*Exercise goal:*
Can the data below be echoed back word for word?

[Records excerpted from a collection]
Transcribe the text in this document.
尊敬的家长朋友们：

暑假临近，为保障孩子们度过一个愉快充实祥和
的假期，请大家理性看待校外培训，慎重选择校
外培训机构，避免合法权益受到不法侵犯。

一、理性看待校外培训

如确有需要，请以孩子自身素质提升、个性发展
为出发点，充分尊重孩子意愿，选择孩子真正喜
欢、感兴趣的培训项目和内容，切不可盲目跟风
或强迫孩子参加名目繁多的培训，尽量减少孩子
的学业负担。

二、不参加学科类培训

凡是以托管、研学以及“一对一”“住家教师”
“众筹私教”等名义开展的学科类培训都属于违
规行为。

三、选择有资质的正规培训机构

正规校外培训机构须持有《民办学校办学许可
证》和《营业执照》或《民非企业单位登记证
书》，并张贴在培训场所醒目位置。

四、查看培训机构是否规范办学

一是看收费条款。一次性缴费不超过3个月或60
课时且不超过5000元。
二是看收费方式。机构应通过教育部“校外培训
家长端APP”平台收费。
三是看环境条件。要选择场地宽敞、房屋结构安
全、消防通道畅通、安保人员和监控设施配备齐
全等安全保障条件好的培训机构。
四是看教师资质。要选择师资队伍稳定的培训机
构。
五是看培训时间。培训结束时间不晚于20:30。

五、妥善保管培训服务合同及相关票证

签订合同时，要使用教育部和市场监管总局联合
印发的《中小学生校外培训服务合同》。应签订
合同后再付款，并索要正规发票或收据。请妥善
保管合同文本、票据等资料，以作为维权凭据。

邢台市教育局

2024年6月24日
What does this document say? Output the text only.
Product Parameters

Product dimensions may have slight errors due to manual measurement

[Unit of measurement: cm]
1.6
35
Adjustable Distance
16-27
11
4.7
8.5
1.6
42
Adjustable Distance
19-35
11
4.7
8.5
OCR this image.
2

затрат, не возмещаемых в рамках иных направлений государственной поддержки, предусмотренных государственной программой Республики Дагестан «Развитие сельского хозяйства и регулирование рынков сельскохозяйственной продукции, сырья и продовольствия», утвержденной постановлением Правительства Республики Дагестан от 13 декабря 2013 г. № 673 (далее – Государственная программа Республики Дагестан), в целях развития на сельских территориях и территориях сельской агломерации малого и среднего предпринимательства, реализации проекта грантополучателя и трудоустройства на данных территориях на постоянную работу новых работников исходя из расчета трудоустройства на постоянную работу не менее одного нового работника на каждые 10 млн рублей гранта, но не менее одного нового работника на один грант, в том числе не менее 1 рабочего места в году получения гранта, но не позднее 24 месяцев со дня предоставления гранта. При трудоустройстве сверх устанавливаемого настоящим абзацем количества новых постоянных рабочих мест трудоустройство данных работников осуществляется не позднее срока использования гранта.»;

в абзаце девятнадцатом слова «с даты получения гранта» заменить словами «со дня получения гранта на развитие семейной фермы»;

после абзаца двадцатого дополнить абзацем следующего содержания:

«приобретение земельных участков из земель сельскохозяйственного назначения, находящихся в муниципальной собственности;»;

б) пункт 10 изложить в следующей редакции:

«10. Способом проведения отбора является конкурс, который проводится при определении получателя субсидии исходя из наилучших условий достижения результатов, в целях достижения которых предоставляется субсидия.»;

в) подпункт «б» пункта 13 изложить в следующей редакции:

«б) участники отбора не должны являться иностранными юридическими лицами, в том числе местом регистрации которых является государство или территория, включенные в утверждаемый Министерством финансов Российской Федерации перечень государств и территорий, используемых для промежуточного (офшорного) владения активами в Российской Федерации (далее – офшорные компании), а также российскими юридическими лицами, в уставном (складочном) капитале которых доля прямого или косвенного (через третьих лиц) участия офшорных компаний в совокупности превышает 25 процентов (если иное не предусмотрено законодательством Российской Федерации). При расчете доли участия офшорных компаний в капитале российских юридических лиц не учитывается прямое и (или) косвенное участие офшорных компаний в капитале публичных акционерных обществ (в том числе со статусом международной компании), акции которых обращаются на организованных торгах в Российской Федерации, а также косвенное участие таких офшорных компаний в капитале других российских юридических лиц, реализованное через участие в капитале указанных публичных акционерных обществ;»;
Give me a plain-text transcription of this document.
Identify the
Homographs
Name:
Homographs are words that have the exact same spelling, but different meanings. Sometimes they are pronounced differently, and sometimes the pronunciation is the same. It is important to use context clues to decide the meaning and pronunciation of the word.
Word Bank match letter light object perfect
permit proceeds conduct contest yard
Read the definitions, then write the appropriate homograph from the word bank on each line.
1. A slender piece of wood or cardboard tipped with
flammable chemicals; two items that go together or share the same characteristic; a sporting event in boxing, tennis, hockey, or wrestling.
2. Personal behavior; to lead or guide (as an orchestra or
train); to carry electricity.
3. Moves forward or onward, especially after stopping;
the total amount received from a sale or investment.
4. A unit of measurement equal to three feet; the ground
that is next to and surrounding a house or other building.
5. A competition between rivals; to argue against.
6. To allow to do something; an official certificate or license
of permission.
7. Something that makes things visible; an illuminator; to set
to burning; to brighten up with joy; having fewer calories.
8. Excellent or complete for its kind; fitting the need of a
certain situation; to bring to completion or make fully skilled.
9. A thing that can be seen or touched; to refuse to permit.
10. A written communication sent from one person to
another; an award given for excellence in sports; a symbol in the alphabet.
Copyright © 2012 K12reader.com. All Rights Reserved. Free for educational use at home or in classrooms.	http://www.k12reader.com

*Written answer:*
Transcribe the text in this document.
尊敬的家长朋友们：

暑假临近，为保障孩子们度过一个愉快充实祥和
的假期，请大家理性看待校外培训，慎重选择校
外培训机构，避免合法权益受到不法侵犯。

一、理性看待校外培训

如确有需要，请以孩子自身素质提升、个性发展
为出发点，充分尊重孩子意愿，选择孩子真正喜
欢、感兴趣的培训项目和内容，切不可盲目跟风
或强迫孩子参加名目繁多的培训，尽量减少孩子
的学业负担。

二、不参加学科类培训

凡是以托管、研学以及“一对一”“住家教师”
“众筹私教”等名义开展的学科类培训都属于违
规行为。

三、选择有资质的正规培训机构

正规校外培训机构须持有《民办学校办学许可
证》和《营业执照》或《民非企业单位登记证
书》，并张贴在培训场所醒目位置。

四、查看培训机构是否规范办学

一是看收费条款。一次性缴费不超过3个月或60
课时且不超过5000元。
二是看收费方式。机构应通过教育部“校外培训
家长端APP”平台收费。
三是看环境条件。要选择场地宽敞、房屋结构安
全、消防通道畅通、安保人员和监控设施配备齐
全等安全保障条件好的培训机构。
四是看教师资质。要选择师资队伍稳定的培训机
构。
五是看培训时间。培训结束时间不晚于20:30。

五、妥善保管培训服务合同及相关票证

签订合同时，要使用教育部和市场监管总局联合
印发的《中小学生校外培训服务合同》。应签订
合同后再付款，并索要正规发票或收据。请妥善
保管合同文本、票据等资料，以作为维权凭据。

邢台市教育局

2024年6月24日
What does this document say? Output the text only.
Product Parameters

Product dimensions may have slight errors due to manual measurement

[Unit of measurement: cm]
1.6
35
Adjustable Distance
16-27
11
4.7
8.5
1.6
42
Adjustable Distance
19-35
11
4.7
8.5
OCR this image.
2

затрат, не возмещаемых в рамках иных направлений государственной поддержки, предусмотренных государственной программой Республики Дагестан «Развитие сельского хозяйства и регулирование рынков сельскохозяйственной продукции, сырья и продовольствия», утвержденной постановлением Правительства Республики Дагестан от 13 декабря 2013 г. № 673 (далее – Государственная программа Республики Дагестан), в целях развития на сельских территориях и территориях сельской агломерации малого и среднего предпринимательства, реализации проекта грантополучателя и трудоустройства на данных территориях на постоянную работу новых работников исходя из расчета трудоустройства на постоянную работу не менее одного нового работника на каждые 10 млн рублей гранта, но не менее одного нового работника на один грант, в том числе не менее 1 рабочего места в году получения гранта, но не позднее 24 месяцев со дня предоставления гранта. При трудоустройстве сверх устанавливаемого настоящим абзацем количества новых постоянных рабочих мест трудоустройство данных работников осуществляется не позднее срока использования гранта.»;

в абзаце девятнадцатом слова «с даты получения гранта» заменить словами «со дня получения гранта на развитие семейной фермы»;

после абзаца двадцатого дополнить абзацем следующего содержания:

«приобретение земельных участков из земель сельскохозяйственного назначения, находящихся в муниципальной собственности;»;

б) пункт 10 изложить в следующей редакции:

«10. Способом проведения отбора является конкурс, который проводится при определении получателя субсидии исходя из наилучших условий достижения результатов, в целях достижения которых предоставляется субсидия.»;

в) подпункт «б» пункта 13 изложить в следующей редакции:

«б) участники отбора не должны являться иностранными юридическими лицами, в том числе местом регистрации которых является государство или территория, включенные в утверждаемый Министерством финансов Российской Федерации перечень государств и территорий, используемых для промежуточного (офшорного) владения активами в Российской Федерации (далее – офшорные компании), а также российскими юридическими лицами, в уставном (складочном) капитале которых доля прямого или косвенного (через третьих лиц) участия офшорных компаний в совокупности превышает 25 процентов (если иное не предусмотрено законодательством Российской Федерации). При расчете доли участия офшорных компаний в капитале российских юридических лиц не учитывается прямое и (или) косвенное участие офшорных компаний в капитале публичных акционерных обществ (в том числе со статусом международной компании), акции которых обращаются на организованных торгах в Российской Федерации, а также косвенное участие таких офшорных компаний в капитале других российских юридических лиц, реализованное через участие в капитале указанных публичных акционерных обществ;»;
Give me a plain-text transcription of this document.
Identify the
Homographs
Name:
Homographs are words that have the exact same spelling, but different meanings. Sometimes they are pronounced differently, and sometimes the pronunciation is the same. It is important to use context clues to decide the meaning and pronunciation of the word.
Word Bank match letter light object perfect
permit proceeds conduct contest yard
Read the definitions, then write the appropriate homograph from the word bank on each line.
1. A slender piece of wood or cardboard tipped with
flammable chemicals; two items that go together or share the same characteristic; a sporting event in boxing, tennis, hockey, or wrestling.
2. Personal behavior; to lead or guide (as an orchestra or
train); to carry electricity.
3. Moves forward or onward, especially after stopping;
the total amount received from a sale or investment.
4. A unit of measurement equal to three feet; the ground
that is next to and surrounding a house or other building.
5. A competition between rivals; to argue against.
6. To allow to do something; an official certificate or license
of permission.
7. Something that makes things visible; an illuminator; to set
to burning; to brighten up with joy; having fewer calories.
8. Excellent or complete for its kind; fitting the need of a
certain situation; to bring to completion or make fully skilled.
9. A thing that can be seen or touched; to refuse to permit.
10. A written communication sent from one person to
another; an award given for excellence in sports; a symbol in the alphabet.
Copyright © 2012 K12reader.com. All Rights Reserved. Free for educational use at home or in classrooms.	http://www.k12reader.com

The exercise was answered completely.